> _Instructions to follow_
Each entry that follows is to be retyped exactly. Pictures do not belong in the copy.

> _Record excerpts_
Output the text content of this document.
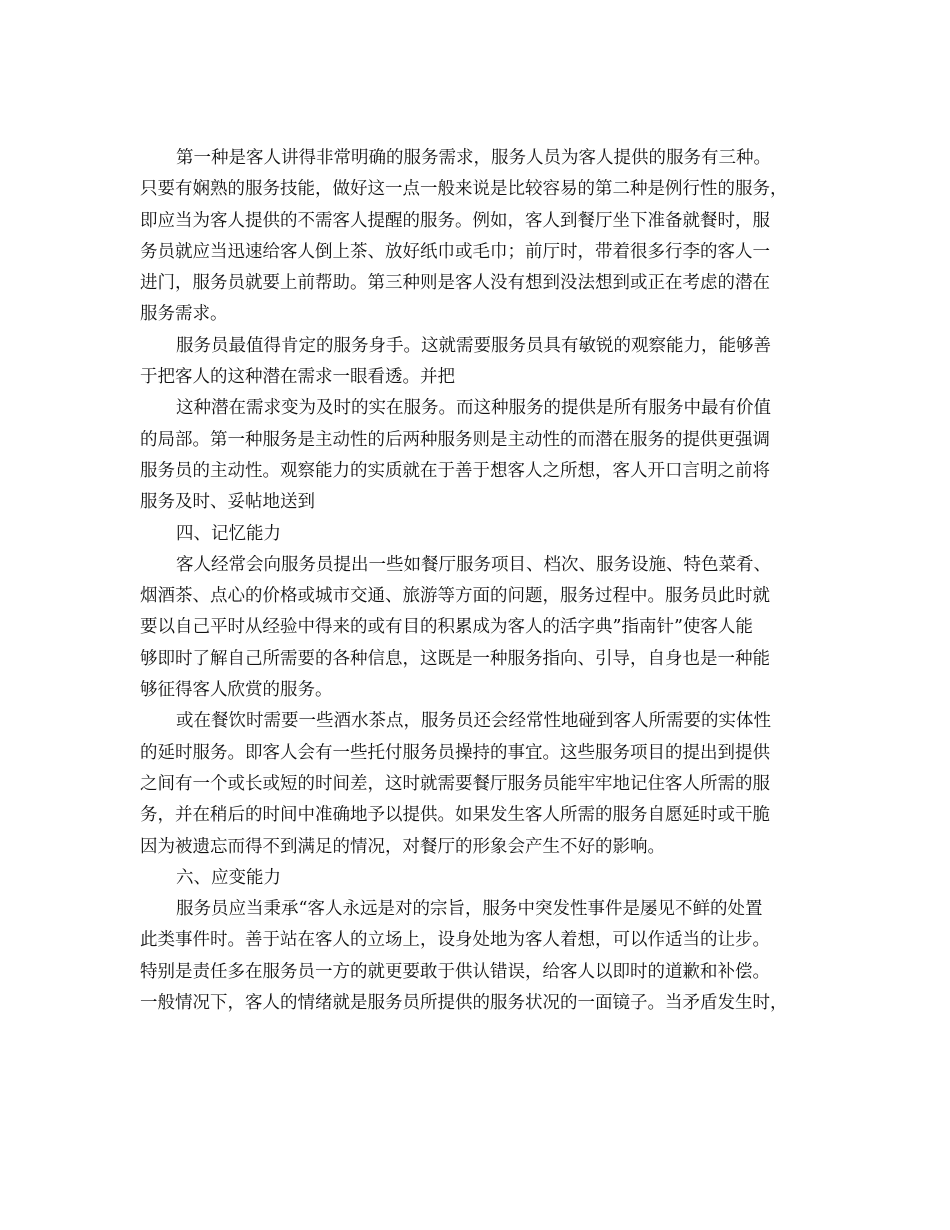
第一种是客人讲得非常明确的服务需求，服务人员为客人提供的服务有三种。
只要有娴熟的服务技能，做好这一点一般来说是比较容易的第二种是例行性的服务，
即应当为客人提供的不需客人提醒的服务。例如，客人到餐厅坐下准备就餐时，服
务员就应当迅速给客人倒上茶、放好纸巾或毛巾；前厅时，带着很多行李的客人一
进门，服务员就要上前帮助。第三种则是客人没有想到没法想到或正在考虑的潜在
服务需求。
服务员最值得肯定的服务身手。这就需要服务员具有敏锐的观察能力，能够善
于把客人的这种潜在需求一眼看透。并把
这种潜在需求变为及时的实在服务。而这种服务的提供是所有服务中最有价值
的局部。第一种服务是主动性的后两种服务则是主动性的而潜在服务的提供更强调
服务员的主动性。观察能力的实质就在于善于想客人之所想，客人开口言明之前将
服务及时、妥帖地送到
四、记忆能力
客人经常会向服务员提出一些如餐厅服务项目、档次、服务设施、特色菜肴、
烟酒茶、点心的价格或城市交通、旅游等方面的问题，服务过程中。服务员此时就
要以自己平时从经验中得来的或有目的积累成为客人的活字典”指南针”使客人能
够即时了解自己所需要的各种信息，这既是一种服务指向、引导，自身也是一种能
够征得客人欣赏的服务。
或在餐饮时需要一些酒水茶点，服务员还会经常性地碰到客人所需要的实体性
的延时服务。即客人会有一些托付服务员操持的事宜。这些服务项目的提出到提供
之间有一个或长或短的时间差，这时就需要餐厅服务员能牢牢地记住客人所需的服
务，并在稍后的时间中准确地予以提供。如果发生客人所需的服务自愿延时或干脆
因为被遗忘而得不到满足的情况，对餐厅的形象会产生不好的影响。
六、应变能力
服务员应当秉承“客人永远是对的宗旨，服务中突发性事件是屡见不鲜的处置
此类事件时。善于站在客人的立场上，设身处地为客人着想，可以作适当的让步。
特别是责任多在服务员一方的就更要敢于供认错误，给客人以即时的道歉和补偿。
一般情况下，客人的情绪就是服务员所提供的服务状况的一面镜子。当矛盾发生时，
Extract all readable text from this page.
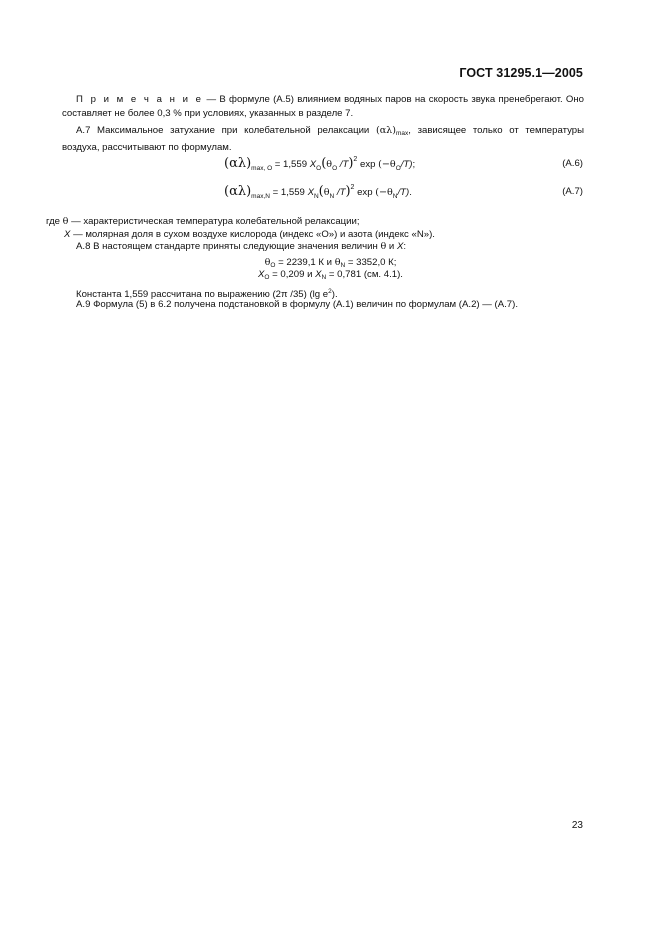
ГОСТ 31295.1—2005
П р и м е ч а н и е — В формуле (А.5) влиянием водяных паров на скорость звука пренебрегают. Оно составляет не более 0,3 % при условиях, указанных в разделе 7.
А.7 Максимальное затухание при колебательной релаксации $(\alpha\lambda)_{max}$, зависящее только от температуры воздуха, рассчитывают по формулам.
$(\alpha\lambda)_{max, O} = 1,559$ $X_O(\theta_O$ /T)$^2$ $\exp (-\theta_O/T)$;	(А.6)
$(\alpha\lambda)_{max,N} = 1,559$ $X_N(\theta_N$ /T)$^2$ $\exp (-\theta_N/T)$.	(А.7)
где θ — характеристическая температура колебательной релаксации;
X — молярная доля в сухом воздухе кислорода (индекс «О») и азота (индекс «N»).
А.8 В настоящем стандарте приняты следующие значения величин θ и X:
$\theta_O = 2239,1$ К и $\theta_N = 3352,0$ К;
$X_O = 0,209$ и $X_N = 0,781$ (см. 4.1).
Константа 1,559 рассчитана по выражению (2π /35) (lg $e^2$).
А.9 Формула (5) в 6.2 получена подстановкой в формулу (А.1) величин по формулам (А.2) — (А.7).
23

> _Task output_
Output the text content of this document.
第一种是客人讲得非常明确的服务需求，服务人员为客人提供的服务有三种。
只要有娴熟的服务技能，做好这一点一般来说是比较容易的第二种是例行性的服务，
即应当为客人提供的不需客人提醒的服务。例如，客人到餐厅坐下准备就餐时，服
务员就应当迅速给客人倒上茶、放好纸巾或毛巾；前厅时，带着很多行李的客人一
进门，服务员就要上前帮助。第三种则是客人没有想到没法想到或正在考虑的潜在
服务需求。
服务员最值得肯定的服务身手。这就需要服务员具有敏锐的观察能力，能够善
于把客人的这种潜在需求一眼看透。并把
这种潜在需求变为及时的实在服务。而这种服务的提供是所有服务中最有价值
的局部。第一种服务是主动性的后两种服务则是主动性的而潜在服务的提供更强调
服务员的主动性。观察能力的实质就在于善于想客人之所想，客人开口言明之前将
服务及时、妥帖地送到
四、记忆能力
客人经常会向服务员提出一些如餐厅服务项目、档次、服务设施、特色菜肴、
烟酒茶、点心的价格或城市交通、旅游等方面的问题，服务过程中。服务员此时就
要以自己平时从经验中得来的或有目的积累成为客人的活字典”指南针”使客人能
够即时了解自己所需要的各种信息，这既是一种服务指向、引导，自身也是一种能
够征得客人欣赏的服务。
或在餐饮时需要一些酒水茶点，服务员还会经常性地碰到客人所需要的实体性
的延时服务。即客人会有一些托付服务员操持的事宜。这些服务项目的提出到提供
之间有一个或长或短的时间差，这时就需要餐厅服务员能牢牢地记住客人所需的服
务，并在稍后的时间中准确地予以提供。如果发生客人所需的服务自愿延时或干脆
因为被遗忘而得不到满足的情况，对餐厅的形象会产生不好的影响。
六、应变能力
服务员应当秉承“客人永远是对的宗旨，服务中突发性事件是屡见不鲜的处置
此类事件时。善于站在客人的立场上，设身处地为客人着想，可以作适当的让步。
特别是责任多在服务员一方的就更要敢于供认错误，给客人以即时的道歉和补偿。
一般情况下，客人的情绪就是服务员所提供的服务状况的一面镜子。当矛盾发生时，
Extract all readable text from this page.
ГОСТ 31295.1—2005
П р и м е ч а н и е — В формуле (А.5) влиянием водяных паров на скорость звука пренебрегают. Оно составляет не более 0,3 % при условиях, указанных в разделе 7.
А.7 Максимальное затухание при колебательной релаксации $(\alpha\lambda)_{max}$, зависящее только от температуры воздуха, рассчитывают по формулам.
$(\alpha\lambda)_{max, O} = 1,559$ $X_O(\theta_O$ /T)$^2$ $\exp (-\theta_O/T)$;	(А.6)
$(\alpha\lambda)_{max,N} = 1,559$ $X_N(\theta_N$ /T)$^2$ $\exp (-\theta_N/T)$.	(А.7)
где θ — характеристическая температура колебательной релаксации;
X — молярная доля в сухом воздухе кислорода (индекс «О») и азота (индекс «N»).
А.8 В настоящем стандарте приняты следующие значения величин θ и X:
$\theta_O = 2239,1$ К и $\theta_N = 3352,0$ К;
$X_O = 0,209$ и $X_N = 0,781$ (см. 4.1).
Константа 1,559 рассчитана по выражению (2π /35) (lg $e^2$).
А.9 Формула (5) в 6.2 получена подстановкой в формулу (А.1) величин по формулам (А.2) — (А.7).
23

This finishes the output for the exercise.